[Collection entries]
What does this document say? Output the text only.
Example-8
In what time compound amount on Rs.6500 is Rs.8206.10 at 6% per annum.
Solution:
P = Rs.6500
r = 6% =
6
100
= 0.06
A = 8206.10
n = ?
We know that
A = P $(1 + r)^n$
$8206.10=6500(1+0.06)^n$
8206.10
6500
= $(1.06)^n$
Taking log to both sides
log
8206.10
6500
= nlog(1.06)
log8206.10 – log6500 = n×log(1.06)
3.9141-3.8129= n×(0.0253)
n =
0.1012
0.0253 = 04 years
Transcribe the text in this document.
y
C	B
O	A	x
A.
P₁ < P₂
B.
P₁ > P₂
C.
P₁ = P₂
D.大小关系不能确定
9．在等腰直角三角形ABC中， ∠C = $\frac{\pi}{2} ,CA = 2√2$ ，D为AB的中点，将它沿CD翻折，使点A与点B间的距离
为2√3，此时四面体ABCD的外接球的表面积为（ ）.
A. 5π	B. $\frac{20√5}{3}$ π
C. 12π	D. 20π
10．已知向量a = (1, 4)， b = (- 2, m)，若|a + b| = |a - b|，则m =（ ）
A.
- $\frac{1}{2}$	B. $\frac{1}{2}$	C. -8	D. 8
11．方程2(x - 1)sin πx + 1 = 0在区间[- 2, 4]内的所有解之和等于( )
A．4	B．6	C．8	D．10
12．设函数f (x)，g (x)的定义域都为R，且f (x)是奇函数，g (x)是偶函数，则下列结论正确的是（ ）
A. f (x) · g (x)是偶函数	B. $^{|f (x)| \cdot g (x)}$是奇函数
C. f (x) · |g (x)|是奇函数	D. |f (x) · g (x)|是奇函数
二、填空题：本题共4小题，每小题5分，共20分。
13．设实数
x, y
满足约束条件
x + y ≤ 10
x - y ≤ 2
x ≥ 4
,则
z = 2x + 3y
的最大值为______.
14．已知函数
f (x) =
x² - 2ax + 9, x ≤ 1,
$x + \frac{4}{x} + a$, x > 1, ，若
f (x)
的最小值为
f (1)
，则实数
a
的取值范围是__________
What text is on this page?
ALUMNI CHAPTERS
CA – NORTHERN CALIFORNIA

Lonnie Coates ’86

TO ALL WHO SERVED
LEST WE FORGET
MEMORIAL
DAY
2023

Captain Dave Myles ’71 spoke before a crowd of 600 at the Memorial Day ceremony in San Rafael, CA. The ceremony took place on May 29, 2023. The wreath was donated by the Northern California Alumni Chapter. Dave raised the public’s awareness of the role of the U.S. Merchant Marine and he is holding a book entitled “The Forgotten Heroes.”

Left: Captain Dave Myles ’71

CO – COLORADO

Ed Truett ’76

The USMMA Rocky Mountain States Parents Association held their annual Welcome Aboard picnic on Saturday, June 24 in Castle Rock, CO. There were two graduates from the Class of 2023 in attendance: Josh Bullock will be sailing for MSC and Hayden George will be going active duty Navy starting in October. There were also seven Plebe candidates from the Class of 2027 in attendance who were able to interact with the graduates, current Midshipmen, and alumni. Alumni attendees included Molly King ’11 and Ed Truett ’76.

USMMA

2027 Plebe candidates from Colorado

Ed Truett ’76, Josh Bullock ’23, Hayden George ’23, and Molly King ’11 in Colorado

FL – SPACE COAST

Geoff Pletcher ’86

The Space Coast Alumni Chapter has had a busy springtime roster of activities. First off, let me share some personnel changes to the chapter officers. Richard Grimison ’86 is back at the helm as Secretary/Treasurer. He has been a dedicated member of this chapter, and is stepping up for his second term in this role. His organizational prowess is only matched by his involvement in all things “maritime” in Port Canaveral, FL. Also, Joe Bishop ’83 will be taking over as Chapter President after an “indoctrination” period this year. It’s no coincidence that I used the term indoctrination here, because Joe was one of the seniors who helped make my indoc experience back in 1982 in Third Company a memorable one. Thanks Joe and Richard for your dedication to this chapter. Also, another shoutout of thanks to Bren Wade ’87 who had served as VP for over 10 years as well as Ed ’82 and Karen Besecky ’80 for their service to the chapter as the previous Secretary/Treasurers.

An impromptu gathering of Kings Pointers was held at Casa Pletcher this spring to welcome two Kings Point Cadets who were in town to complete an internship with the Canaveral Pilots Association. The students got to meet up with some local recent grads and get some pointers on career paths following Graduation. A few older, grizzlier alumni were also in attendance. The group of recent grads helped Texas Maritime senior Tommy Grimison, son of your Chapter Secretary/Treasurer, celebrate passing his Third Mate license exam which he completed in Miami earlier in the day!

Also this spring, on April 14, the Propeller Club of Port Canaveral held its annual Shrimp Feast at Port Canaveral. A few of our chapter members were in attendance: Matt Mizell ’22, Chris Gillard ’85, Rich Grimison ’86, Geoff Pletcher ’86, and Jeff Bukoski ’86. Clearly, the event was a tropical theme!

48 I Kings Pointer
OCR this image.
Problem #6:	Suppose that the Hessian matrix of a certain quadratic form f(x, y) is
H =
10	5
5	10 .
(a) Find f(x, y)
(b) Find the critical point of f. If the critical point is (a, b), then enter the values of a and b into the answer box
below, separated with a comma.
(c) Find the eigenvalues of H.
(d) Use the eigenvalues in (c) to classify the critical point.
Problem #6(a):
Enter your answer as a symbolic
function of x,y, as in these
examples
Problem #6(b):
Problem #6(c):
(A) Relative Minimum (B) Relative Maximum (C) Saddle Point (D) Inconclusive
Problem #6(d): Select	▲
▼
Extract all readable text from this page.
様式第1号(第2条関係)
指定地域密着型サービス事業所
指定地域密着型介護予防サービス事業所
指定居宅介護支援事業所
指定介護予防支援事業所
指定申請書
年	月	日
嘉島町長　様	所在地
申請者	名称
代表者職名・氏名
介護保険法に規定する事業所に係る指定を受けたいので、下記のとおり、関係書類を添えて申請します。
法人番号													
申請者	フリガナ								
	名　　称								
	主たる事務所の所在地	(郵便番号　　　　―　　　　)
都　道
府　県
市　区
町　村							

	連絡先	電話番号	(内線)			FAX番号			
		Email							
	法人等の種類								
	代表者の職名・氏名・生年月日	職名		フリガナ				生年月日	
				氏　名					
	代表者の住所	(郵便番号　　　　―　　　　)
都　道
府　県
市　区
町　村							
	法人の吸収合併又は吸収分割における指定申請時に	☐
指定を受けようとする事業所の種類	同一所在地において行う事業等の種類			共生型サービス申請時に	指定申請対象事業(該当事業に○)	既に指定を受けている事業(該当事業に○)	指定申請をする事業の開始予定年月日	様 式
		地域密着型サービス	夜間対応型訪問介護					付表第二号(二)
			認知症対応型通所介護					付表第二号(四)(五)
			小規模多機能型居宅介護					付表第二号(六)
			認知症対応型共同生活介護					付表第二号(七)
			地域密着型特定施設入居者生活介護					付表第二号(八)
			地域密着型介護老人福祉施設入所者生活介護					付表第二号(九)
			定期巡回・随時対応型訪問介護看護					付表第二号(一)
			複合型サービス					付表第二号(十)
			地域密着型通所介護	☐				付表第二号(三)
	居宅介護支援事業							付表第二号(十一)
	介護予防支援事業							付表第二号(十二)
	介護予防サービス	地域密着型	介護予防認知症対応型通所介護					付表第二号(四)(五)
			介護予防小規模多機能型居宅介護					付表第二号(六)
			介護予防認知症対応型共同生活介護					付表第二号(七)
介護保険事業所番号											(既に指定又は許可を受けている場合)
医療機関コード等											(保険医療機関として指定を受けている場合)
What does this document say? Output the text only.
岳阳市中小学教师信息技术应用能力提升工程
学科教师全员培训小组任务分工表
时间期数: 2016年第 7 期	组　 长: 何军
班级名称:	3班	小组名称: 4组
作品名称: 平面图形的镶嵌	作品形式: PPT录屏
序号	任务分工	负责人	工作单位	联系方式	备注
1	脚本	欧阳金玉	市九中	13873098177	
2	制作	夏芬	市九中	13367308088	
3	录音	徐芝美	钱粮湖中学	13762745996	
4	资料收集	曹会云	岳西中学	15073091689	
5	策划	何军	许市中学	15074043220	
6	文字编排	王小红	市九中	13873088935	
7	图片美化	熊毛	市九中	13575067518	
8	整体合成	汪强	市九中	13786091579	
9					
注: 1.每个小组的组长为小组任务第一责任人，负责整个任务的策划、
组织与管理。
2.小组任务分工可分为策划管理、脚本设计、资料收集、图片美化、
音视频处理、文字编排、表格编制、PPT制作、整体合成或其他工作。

▶ _WHAT YOU HAVE TO DO_
Copy every single line of the material above that holds "Captain".

▶ _EXPECTED ANSWER_
Captain Dave Myles ’71 spoke before a crowd of 600 at the Memorial Day ceremony in San Rafael, CA. The ceremony took place on May 29, 2023. The wreath was donated by the Northern California Alumni Chapter. Dave raised the public’s awareness of the role of the U.S. Merchant Marine and he is holding a book entitled “The Forgotten Heroes.”
Left: Captain Dave Myles ’71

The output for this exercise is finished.